Provided records:

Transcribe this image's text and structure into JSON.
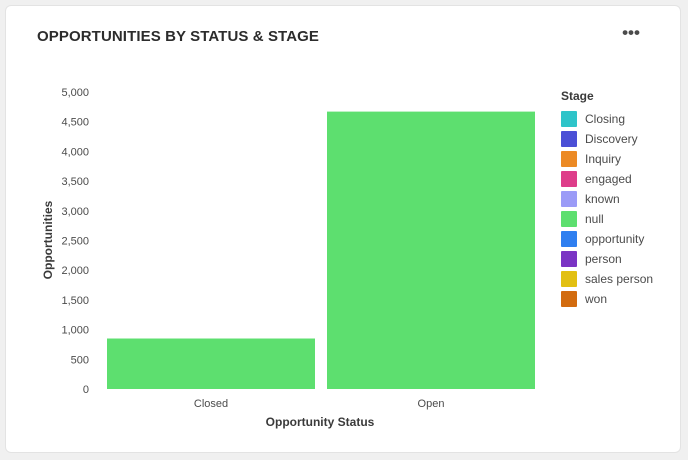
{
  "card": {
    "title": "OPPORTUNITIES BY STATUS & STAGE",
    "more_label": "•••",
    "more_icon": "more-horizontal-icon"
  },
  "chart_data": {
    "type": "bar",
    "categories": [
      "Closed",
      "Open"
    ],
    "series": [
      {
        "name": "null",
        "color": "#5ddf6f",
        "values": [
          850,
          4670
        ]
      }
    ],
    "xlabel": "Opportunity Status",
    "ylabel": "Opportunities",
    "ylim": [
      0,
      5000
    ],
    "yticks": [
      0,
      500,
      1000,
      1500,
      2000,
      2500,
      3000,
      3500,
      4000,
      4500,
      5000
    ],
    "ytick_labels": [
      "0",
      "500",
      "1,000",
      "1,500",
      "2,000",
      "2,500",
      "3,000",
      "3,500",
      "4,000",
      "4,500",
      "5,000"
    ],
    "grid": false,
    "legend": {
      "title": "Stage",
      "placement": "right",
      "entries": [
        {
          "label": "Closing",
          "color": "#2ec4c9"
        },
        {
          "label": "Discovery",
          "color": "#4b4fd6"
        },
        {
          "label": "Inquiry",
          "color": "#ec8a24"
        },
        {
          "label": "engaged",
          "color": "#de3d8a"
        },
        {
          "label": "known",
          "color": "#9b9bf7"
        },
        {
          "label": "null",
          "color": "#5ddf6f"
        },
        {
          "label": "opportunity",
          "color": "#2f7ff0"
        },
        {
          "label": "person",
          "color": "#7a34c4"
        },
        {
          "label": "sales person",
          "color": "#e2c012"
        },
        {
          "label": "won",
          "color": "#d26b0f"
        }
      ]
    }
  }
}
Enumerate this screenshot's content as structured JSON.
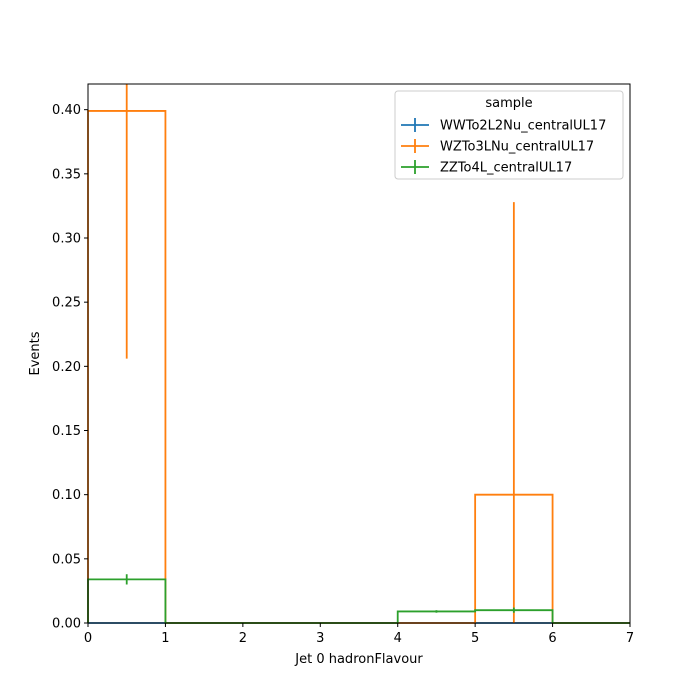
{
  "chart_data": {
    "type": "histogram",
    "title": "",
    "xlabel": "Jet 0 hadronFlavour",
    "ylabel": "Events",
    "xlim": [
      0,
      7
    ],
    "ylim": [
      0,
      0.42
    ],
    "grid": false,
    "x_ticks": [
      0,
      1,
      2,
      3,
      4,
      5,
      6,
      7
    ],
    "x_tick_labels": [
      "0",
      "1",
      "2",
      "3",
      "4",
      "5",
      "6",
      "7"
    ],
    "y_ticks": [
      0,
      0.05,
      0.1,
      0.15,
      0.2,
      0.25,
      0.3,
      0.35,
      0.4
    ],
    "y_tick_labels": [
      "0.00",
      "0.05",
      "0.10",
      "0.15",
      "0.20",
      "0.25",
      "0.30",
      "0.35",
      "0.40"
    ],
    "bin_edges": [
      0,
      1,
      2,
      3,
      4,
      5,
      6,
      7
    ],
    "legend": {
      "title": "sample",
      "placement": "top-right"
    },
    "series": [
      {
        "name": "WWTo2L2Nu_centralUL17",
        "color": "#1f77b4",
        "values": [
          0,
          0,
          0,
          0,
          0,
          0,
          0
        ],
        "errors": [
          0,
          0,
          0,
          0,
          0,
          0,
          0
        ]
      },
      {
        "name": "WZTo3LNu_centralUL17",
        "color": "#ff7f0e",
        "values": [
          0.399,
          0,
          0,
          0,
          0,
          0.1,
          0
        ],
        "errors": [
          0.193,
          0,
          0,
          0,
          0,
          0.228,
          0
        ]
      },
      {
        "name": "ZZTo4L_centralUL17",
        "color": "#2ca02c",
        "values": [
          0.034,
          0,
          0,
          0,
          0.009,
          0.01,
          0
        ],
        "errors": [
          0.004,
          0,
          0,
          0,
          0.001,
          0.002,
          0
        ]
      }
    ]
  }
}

---

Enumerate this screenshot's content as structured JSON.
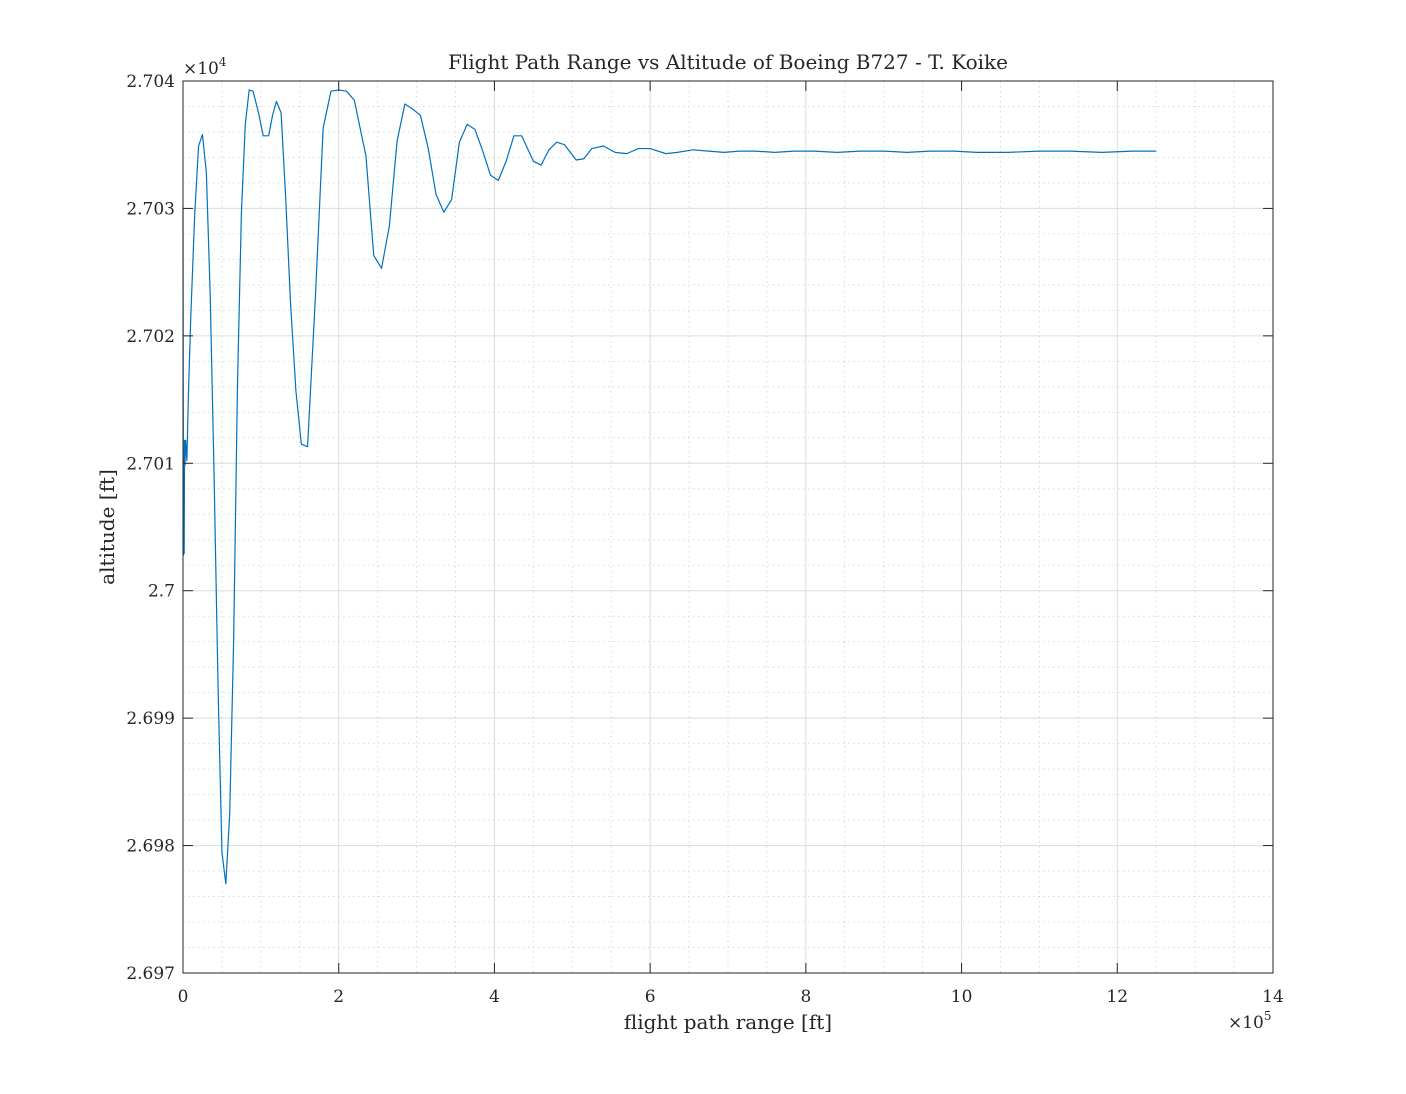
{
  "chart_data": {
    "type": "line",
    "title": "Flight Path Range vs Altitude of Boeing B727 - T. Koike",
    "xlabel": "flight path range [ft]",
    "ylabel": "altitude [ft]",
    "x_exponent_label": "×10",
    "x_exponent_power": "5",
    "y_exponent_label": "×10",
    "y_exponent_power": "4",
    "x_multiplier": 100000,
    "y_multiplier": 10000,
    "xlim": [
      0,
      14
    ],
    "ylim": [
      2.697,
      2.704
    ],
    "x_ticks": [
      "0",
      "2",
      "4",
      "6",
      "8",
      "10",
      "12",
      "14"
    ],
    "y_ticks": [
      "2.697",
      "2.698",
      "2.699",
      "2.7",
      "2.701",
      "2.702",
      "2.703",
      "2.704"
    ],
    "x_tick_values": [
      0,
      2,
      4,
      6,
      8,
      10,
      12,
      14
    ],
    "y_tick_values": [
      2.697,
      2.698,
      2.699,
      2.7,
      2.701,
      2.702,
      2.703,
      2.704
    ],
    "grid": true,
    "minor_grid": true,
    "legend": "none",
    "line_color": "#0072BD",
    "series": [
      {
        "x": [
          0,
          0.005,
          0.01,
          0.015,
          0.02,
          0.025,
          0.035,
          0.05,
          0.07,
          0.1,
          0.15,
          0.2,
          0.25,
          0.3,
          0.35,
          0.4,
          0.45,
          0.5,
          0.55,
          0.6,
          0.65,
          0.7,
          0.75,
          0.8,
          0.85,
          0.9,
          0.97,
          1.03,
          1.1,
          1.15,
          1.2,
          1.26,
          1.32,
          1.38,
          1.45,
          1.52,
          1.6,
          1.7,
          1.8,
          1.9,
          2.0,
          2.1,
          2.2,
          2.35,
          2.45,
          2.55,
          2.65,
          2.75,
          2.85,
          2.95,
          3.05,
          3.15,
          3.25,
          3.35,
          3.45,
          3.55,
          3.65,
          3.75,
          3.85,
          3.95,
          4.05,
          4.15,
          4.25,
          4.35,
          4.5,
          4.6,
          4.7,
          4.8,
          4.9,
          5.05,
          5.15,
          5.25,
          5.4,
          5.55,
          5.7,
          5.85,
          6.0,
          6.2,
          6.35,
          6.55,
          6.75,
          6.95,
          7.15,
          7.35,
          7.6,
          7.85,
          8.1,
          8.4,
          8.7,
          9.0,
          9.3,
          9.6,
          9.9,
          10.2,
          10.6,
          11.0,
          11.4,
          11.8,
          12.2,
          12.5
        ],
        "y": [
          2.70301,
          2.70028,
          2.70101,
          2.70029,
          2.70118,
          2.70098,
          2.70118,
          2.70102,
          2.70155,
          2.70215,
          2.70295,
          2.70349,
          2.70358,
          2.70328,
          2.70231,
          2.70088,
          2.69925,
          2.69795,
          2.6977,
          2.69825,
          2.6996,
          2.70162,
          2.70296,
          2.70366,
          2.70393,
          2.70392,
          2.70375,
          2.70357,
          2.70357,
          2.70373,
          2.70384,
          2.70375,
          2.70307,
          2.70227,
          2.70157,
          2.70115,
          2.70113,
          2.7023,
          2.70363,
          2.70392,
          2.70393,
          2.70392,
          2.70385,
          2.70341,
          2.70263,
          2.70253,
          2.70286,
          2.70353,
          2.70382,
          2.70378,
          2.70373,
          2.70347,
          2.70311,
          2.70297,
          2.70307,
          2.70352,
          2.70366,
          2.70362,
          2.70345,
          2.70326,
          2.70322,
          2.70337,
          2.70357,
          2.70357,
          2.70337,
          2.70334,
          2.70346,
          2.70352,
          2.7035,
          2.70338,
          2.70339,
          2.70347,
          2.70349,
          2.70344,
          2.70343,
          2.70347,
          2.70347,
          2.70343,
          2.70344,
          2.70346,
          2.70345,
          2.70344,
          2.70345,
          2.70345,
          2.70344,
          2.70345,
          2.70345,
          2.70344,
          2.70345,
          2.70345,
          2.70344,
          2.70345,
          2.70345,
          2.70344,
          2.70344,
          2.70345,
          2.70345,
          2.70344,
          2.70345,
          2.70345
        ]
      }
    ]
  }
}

Exercise task: Select all lines in the listing above where the word "ylabel" appears, and show them.

Correct output:
    "ylabel": "Opportunities",
    "ylabel": "Events",
    "ylabel": "altitude [ft]",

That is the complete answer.